_Tugas Tertulis_
[1] Tulis ulang bagian kisah ie beuna di Aceh tanpa mengubah apa pun, dimulai dengan "Minggu pagi itu, hendaknya" dan terus sampai "kakak saya tempati.".
[2] Lanjutkan kisah tentang ie beuna di Aceh setelah kalimat terakhir yang ditampilkan.

_Kutipan_

--

Sepenggal Kisah Tentang Ie Beuna di Aceh

26 Desember 2004, tanggal ini begitu populer di Aceh. Betapa tidak, tanggal tersebut merupakan sejarah pilu tentang ie beuna yang tidak mungkin bisa dilupakan oleh masyarakat Aceh pada umumnya meskipun 11 tahun silam sudah berlalu.

Saya berasal dan berdomisili di Kecamatan Leupung Kabupaten Aceh Besar, saat ie beuna minggu pagi itu menyapa daratan, saya sedang berada di Ajun Banda Aceh mengunjungi salah satu kakak saya yang berdomisili disana.

Minggu pagi itu, hendaknya saya ingin menyeruput kopi bersama, baru saja ingin duduk tiba-tiba bumi tergoncang kuat dan bergoyang-goyang. Saya bersama kakak saling berhadap pandangan dan tetap berdiam diri didalam toko dua lantai itu. Ternyata guncangan 9,2 Skala Richter itu berlangsung lama dan sangat kuat yang membuat kami segera keluar dari dalam toko.

Gempa pun reda, maksud hati ingin membersihkan pecahan gelas dan kaca yang berserakan didalam toko. Selang beberapa menit kemudian, berhenti sebuah labi-labi (angkutan umum) dari arah Leupung menitip kue buatan ibu saya yang selalu menaruh di warung kopi sebelah toko kakak saya tempati.

Saat itu dalam hati kami, Leupung aman dan tidak terjadi gempa kuat seperti yang kami rasakan tadi. Namun, tak lama kemudian saya mendengar suara orang dari luar berteriak kencang ‘Ie laot ka diek, ie laot ka diek, (air laut naik, air laut naik)’’. Wajah panik pun terlihat pada semua orang yang berada disana. Kami yang terheran-heran pun melongoh keluar dan memandang ke arah yang dimaksud. Saya tak menyangka didepan mata saya sekarang ombak pekat kecoklatan dari arah Ulhe Lhe Banda Aceh yang mengejar ingin menerkam siapa saja yang ada didepannya.

Tanpa ada yang suruh, saya dan kakak juga ikut berlari sekuat tenaga dan melompat apa saja yang ada didepan. Saya teringat saat itu ada pagar yang cukup tinggi saya manjat lalu melompat. Saat itu usia saya masih duduk di bangku kelas 6 Madrasah Islamiyah Negeri (MIN).

Sayangnya, arah yang kami lari untuk menyelamatkan diri merupakan jalan buntu, belakangnya hanya ada hamparan sawah membentang luas tak ada pohon untuk menyelamatkan diri. Sementara ie beuna sudah menari-nari dibelakang yang jaraknya begitu dekat. Saat itu ada seorang bapak-bapak yang mendobrak pintu sebuah toko berlantai dua dan semua yang masuk ke jalan buntu tersebut dialihkan menuju lantai dua, saya dan kakak termasuk didalamnya.

--

_Bagian Dataset_

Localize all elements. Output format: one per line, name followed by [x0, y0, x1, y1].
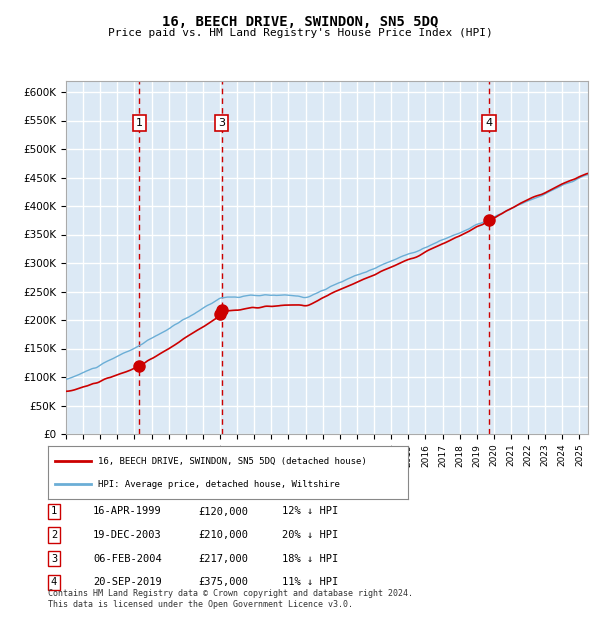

--

_Hasil per Tugas_
[1]
Minggu pagi itu, hendaknya saya ingin menyeruput kopi bersama, baru saja ingin duduk tiba-tiba bumi tergoncang kuat dan bergoyang-goyang. Saya bersama kakak saling berhadap pandangan dan tetap berdiam diri didalam toko dua lantai itu. Ternyata guncangan 9,2 Skala Richter itu berlangsung lama dan sangat kuat yang membuat kami segera keluar dari dalam toko.

Gempa pun reda, maksud hati ingin membersihkan pecahan gelas dan kaca yang berserakan didalam toko. Selang beberapa menit kemudian, berhenti sebuah labi-labi (angkutan umum) dari arah Leupung menitip kue buatan ibu saya yang selalu menaruh di warung kopi sebelah toko kakak saya tempati.

[2]
Dari lantai dua, mata saya terbelalak ke bawah, yang semulanya daratan kini menjadi lautan mini dengan warna coklat. Saya menyaksikan orang dalam mobil terapung dan terombang ambing air yang tidak sempat tertolong. Sebagian yang masih hidup keluar dari arah jendela mobil. Saat itu mobil yang berjalan menggunakan mesin tak berlaku dan berjalan umpama perahu.

Airnya memang tidak setinggi desa pesisir pantai tetapi kekuatan air tersebut bisa membuat tumbang siapa saja. Masih melihat ke bawah, mayat-mayat mulai terapung disana sini. Saya diatas hanya berkomat kamit membaca tasbih  dan gemetar, tak ada satupun orang yang kami kenal. Makin lama mayat semakin ramai dikumpulkan oleh para relawan dadakan, berbagai macam model mayat saat itu, ada yang terdampar diatas mobil, ada yang terperongoh kepalanya kedalam parit dan ada mayat bayi mungil yang berbalut kertas plastik tersenyum manis.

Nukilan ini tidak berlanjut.